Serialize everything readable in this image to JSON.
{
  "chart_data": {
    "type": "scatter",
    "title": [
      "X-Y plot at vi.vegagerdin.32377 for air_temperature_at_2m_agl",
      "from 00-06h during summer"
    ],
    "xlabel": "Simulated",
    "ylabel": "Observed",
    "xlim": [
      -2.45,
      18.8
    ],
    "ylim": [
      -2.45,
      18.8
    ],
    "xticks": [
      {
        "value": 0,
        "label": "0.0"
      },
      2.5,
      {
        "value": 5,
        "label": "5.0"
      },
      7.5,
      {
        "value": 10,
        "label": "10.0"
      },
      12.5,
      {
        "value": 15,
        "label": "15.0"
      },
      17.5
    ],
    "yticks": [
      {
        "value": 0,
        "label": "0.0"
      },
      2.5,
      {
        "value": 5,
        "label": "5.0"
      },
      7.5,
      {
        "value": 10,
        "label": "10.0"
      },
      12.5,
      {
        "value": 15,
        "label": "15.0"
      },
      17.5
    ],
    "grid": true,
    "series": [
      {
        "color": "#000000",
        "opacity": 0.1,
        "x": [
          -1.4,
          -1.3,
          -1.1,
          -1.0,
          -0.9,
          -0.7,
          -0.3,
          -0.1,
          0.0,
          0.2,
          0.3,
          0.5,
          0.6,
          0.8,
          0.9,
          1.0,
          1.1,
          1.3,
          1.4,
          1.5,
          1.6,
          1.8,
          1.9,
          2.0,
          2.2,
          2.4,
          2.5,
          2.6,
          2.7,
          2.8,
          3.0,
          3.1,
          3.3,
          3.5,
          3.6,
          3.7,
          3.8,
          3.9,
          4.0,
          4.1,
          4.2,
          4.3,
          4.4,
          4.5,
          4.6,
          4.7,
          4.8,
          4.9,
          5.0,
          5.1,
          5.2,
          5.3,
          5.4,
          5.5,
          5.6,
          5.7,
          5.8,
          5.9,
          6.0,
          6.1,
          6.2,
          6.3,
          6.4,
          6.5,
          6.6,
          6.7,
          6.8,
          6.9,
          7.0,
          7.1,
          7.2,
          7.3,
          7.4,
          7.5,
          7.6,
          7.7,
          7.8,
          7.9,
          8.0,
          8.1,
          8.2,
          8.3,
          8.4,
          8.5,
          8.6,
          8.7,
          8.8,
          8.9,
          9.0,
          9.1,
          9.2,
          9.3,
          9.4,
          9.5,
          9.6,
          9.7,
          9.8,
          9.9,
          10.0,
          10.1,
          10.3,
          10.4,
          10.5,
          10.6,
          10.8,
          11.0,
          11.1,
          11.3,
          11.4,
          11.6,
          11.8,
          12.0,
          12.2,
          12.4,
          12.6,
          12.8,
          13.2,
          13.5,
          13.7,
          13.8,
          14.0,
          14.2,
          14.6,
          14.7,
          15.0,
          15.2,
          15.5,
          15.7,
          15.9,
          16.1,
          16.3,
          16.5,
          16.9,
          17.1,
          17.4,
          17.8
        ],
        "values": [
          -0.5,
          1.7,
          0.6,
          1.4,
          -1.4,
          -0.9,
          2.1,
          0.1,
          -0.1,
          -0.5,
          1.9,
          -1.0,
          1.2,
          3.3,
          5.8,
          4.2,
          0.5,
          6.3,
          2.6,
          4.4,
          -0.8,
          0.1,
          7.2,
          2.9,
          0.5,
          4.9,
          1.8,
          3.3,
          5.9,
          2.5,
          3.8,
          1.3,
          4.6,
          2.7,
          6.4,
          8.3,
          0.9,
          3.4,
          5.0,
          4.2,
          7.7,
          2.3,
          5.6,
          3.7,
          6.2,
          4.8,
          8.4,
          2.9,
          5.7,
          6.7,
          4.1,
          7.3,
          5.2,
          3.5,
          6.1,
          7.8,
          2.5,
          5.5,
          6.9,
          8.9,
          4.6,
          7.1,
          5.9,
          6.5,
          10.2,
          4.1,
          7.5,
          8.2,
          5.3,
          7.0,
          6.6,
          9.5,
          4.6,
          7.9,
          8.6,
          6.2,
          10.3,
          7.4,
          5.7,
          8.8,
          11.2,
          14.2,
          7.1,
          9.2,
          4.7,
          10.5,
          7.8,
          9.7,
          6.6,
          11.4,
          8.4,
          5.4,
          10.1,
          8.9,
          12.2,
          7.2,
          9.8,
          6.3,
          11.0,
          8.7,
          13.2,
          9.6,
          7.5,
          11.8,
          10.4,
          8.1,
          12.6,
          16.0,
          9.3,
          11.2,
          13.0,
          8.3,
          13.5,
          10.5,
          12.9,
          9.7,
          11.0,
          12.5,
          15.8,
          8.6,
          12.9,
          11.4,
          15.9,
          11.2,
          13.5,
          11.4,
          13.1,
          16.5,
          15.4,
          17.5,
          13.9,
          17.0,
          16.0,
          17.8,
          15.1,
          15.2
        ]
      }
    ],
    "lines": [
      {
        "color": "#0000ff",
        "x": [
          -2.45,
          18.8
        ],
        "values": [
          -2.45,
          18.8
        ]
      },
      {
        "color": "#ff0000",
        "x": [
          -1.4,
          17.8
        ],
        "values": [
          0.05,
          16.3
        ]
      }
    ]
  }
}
══════
- _WHAT TO WORK ON_
Write out the entries in full, exactly as given.

- _SOLUTION TO THE EXERCISE_
Serialize everything readable in this image to JSON.
{
  "chart_data": {
    "type": "scatter",
    "title": [
      "X-Y plot at vi.vegagerdin.32377 for air_temperature_at_2m_agl",
      "from 00-06h during summer"
    ],
    "xlabel": "Simulated",
    "ylabel": "Observed",
    "xlim": [
      -2.45,
      18.8
    ],
    "ylim": [
      -2.45,
      18.8
    ],
    "xticks": [
      {
        "value": 0,
        "label": "0.0"
      },
      2.5,
      {
        "value": 5,
        "label": "5.0"
      },
      7.5,
      {
        "value": 10,
        "label": "10.0"
      },
      12.5,
      {
        "value": 15,
        "label": "15.0"
      },
      17.5
    ],
    "yticks": [
      {
        "value": 0,
        "label": "0.0"
      },
      2.5,
      {
        "value": 5,
        "label": "5.0"
      },
      7.5,
      {
        "value": 10,
        "label": "10.0"
      },
      12.5,
      {
        "value": 15,
        "label": "15.0"
      },
      17.5
    ],
    "grid": true,
    "series": [
      {
        "color": "#000000",
        "opacity": 0.1,
        "x": [
          -1.4,
          -1.3,
          -1.1,
          -1.0,
          -0.9,
          -0.7,
          -0.3,
          -0.1,
          0.0,
          0.2,
          0.3,
          0.5,
          0.6,
          0.8,
          0.9,
          1.0,
          1.1,
          1.3,
          1.4,
          1.5,
          1.6,
          1.8,
          1.9,
          2.0,
          2.2,
          2.4,
          2.5,
          2.6,
          2.7,
          2.8,
          3.0,
          3.1,
          3.3,
          3.5,
          3.6,
          3.7,
          3.8,
          3.9,
          4.0,
          4.1,
          4.2,
          4.3,
          4.4,
          4.5,
          4.6,
          4.7,
          4.8,
          4.9,
          5.0,
          5.1,
          5.2,
          5.3,
          5.4,
          5.5,
          5.6,
          5.7,
          5.8,
          5.9,
          6.0,
          6.1,
          6.2,
          6.3,
          6.4,
          6.5,
          6.6,
          6.7,
          6.8,
          6.9,
          7.0,
          7.1,
          7.2,
          7.3,
          7.4,
          7.5,
          7.6,
          7.7,
          7.8,
          7.9,
          8.0,
          8.1,
          8.2,
          8.3,
          8.4,
          8.5,
          8.6,
          8.7,
          8.8,
          8.9,
          9.0,
          9.1,
          9.2,
          9.3,
          9.4,
          9.5,
          9.6,
          9.7,
          9.8,
          9.9,
          10.0,
          10.1,
          10.3,
          10.4,
          10.5,
          10.6,
          10.8,
          11.0,
          11.1,
          11.3,
          11.4,
          11.6,
          11.8,
          12.0,
          12.2,
          12.4,
          12.6,
          12.8,
          13.2,
          13.5,
          13.7,
          13.8,
          14.0,
          14.2,
          14.6,
          14.7,
          15.0,
          15.2,
          15.5,
          15.7,
          15.9,
          16.1,
          16.3,
          16.5,
          16.9,
          17.1,
          17.4,
          17.8
        ],
        "values": [
          -0.5,
          1.7,
          0.6,
          1.4,
          -1.4,
          -0.9,
          2.1,
          0.1,
          -0.1,
          -0.5,
          1.9,
          -1.0,
          1.2,
          3.3,
          5.8,
          4.2,
          0.5,
          6.3,
          2.6,
          4.4,
          -0.8,
          0.1,
          7.2,
          2.9,
          0.5,
          4.9,
          1.8,
          3.3,
          5.9,
          2.5,
          3.8,
          1.3,
          4.6,
          2.7,
          6.4,
          8.3,
          0.9,
          3.4,
          5.0,
          4.2,
          7.7,
          2.3,
          5.6,
          3.7,
          6.2,
          4.8,
          8.4,
          2.9,
          5.7,
          6.7,
          4.1,
          7.3,
          5.2,
          3.5,
          6.1,
          7.8,
          2.5,
          5.5,
          6.9,
          8.9,
          4.6,
          7.1,
          5.9,
          6.5,
          10.2,
          4.1,
          7.5,
          8.2,
          5.3,
          7.0,
          6.6,
          9.5,
          4.6,
          7.9,
          8.6,
          6.2,
          10.3,
          7.4,
          5.7,
          8.8,
          11.2,
          14.2,
          7.1,
          9.2,
          4.7,
          10.5,
          7.8,
          9.7,
          6.6,
          11.4,
          8.4,
          5.4,
          10.1,
          8.9,
          12.2,
          7.2,
          9.8,
          6.3,
          11.0,
          8.7,
          13.2,
          9.6,
          7.5,
          11.8,
          10.4,
          8.1,
          12.6,
          16.0,
          9.3,
          11.2,
          13.0,
          8.3,
          13.5,
          10.5,
          12.9,
          9.7,
          11.0,
          12.5,
          15.8,
          8.6,
          12.9,
          11.4,
          15.9,
          11.2,
          13.5,
          11.4,
          13.1,
          16.5,
          15.4,
          17.5,
          13.9,
          17.0,
          16.0,
          17.8,
          15.1,
          15.2
        ]
      }
    ],
    "lines": [
      {
        "color": "#0000ff",
        "x": [
          -2.45,
          18.8
        ],
        "values": [
          -2.45,
          18.8
        ]
      },
      {
        "color": "#ff0000",
        "x": [
          -1.4,
          17.8
        ],
        "values": [
          0.05,
          16.3
        ]
      }
    ]
  }
}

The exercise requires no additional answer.